Stored data:
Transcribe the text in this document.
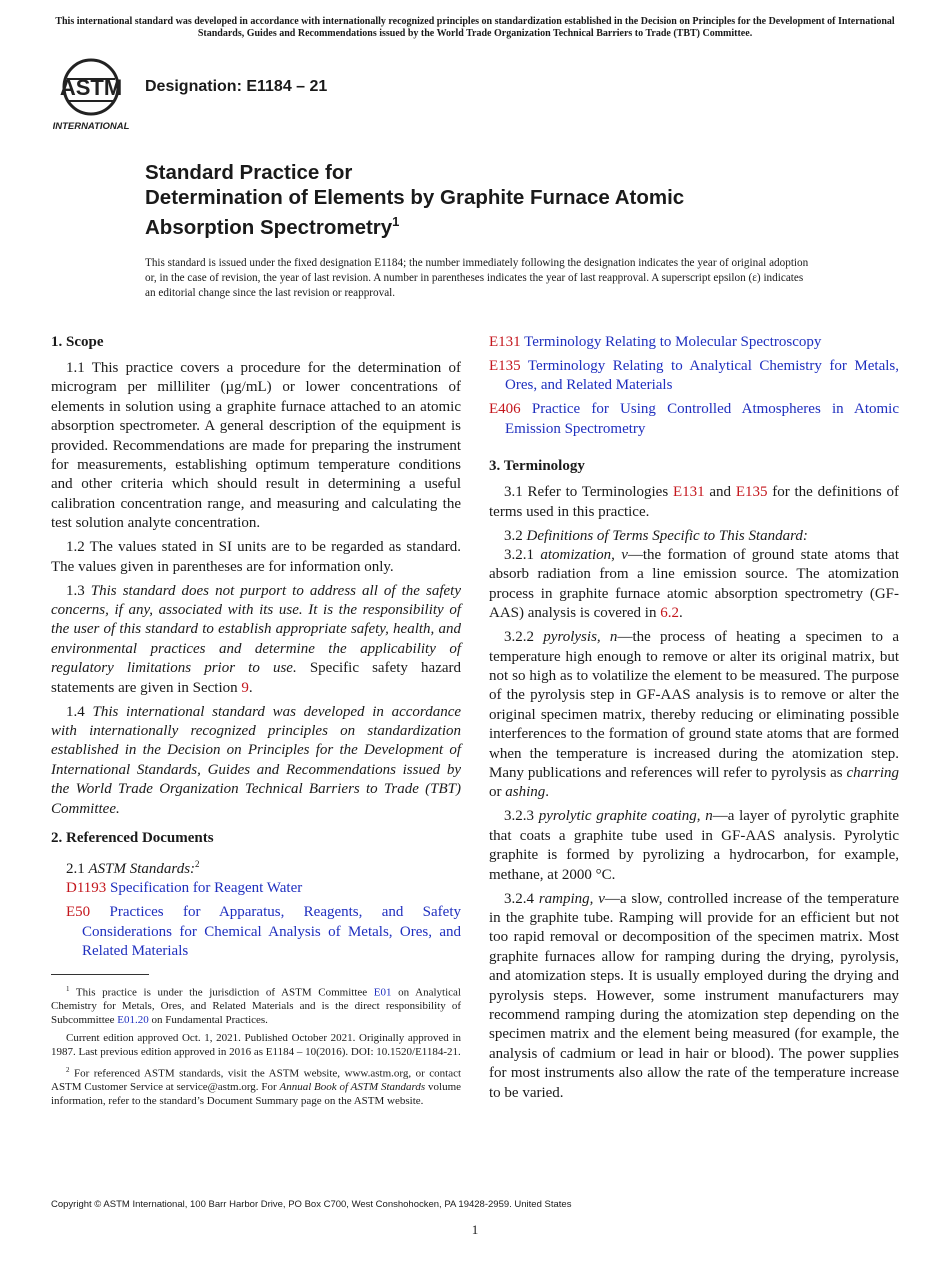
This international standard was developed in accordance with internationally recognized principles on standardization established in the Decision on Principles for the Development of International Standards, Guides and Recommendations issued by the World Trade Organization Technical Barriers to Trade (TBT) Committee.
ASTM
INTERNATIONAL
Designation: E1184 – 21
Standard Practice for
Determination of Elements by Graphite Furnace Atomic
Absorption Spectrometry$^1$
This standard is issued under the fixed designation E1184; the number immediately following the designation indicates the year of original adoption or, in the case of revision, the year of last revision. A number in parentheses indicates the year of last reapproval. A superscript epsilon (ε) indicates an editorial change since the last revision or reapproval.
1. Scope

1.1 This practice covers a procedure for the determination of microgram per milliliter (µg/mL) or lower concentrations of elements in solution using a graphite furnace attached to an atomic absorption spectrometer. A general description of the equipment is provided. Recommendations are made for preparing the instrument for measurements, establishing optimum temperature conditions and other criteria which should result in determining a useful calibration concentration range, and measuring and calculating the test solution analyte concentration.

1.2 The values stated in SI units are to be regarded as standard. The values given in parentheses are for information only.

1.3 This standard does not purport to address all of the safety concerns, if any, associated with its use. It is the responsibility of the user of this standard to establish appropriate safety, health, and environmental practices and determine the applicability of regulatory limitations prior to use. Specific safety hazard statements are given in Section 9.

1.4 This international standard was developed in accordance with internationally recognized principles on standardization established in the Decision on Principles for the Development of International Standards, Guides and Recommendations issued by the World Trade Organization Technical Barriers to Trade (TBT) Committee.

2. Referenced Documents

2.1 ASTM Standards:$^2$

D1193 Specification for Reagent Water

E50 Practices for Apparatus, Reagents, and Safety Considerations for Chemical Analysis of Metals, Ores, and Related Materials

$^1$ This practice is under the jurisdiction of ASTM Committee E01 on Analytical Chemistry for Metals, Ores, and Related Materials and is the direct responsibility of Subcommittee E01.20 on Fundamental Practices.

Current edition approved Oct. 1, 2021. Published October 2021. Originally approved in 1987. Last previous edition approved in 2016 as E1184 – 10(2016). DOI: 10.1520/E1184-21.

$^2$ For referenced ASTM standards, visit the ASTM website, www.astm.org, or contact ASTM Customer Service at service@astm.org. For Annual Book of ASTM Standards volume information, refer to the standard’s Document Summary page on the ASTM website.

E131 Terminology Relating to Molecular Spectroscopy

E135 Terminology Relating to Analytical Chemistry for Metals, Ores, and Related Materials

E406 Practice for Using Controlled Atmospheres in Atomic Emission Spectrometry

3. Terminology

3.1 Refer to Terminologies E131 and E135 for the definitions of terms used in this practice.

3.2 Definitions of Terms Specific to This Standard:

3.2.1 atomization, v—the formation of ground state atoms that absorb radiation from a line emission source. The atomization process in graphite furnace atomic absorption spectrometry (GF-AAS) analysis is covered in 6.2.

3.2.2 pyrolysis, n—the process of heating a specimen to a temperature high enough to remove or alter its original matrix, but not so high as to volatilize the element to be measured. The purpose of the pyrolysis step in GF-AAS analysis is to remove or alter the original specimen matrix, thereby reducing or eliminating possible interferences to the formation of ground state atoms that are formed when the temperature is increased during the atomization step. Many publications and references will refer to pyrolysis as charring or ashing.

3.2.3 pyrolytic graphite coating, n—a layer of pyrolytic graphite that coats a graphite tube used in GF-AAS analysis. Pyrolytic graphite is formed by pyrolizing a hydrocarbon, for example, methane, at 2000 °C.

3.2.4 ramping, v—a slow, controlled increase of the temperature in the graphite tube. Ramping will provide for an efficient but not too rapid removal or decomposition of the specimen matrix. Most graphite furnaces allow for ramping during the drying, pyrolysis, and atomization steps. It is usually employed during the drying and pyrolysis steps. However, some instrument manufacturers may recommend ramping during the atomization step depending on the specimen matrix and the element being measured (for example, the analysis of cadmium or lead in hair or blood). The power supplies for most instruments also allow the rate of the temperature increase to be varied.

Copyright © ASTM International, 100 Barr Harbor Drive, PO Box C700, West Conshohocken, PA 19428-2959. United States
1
==
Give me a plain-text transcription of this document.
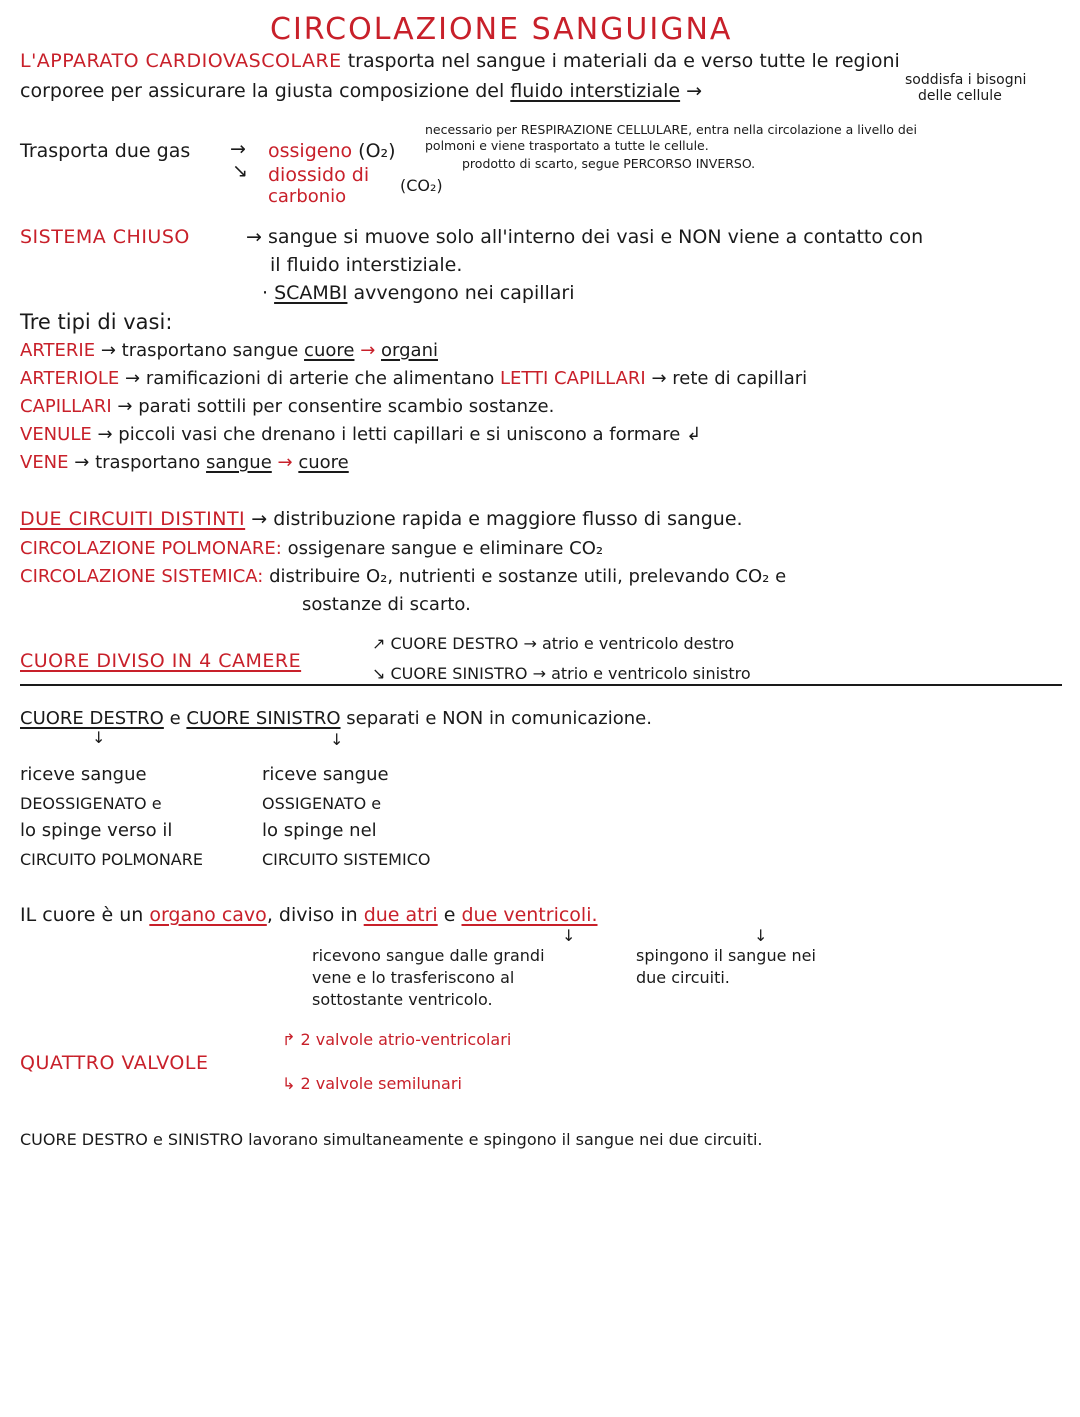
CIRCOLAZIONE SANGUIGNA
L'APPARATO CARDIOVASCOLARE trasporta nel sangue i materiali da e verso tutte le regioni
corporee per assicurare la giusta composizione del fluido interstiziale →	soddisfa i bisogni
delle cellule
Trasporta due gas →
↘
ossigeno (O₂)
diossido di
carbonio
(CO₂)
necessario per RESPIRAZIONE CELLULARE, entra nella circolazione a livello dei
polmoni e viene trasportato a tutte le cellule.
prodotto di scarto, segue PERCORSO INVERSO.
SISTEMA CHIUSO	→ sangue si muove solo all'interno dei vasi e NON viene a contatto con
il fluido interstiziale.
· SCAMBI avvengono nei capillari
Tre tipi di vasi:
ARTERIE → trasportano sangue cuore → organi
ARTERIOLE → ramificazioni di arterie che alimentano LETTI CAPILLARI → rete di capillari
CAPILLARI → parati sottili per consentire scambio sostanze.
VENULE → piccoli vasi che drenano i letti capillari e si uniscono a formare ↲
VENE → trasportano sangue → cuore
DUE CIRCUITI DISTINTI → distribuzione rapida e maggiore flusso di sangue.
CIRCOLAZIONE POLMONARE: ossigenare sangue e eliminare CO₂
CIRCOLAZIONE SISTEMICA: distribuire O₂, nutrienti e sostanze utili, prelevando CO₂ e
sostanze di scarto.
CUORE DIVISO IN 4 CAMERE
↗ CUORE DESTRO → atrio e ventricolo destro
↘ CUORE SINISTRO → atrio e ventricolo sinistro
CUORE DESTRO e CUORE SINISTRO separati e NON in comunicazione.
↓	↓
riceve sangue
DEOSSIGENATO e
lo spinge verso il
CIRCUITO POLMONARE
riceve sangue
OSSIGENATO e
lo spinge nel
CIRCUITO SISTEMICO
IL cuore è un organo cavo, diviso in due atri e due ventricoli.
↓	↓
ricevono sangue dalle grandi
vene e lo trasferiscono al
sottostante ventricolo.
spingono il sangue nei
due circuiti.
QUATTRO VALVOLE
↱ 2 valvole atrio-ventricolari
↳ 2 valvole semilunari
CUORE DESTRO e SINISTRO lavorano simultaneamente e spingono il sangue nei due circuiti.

Task to complete:
Report the number of lines in the entries above that include the word "viene" and add nothing to it.

Written reply:
2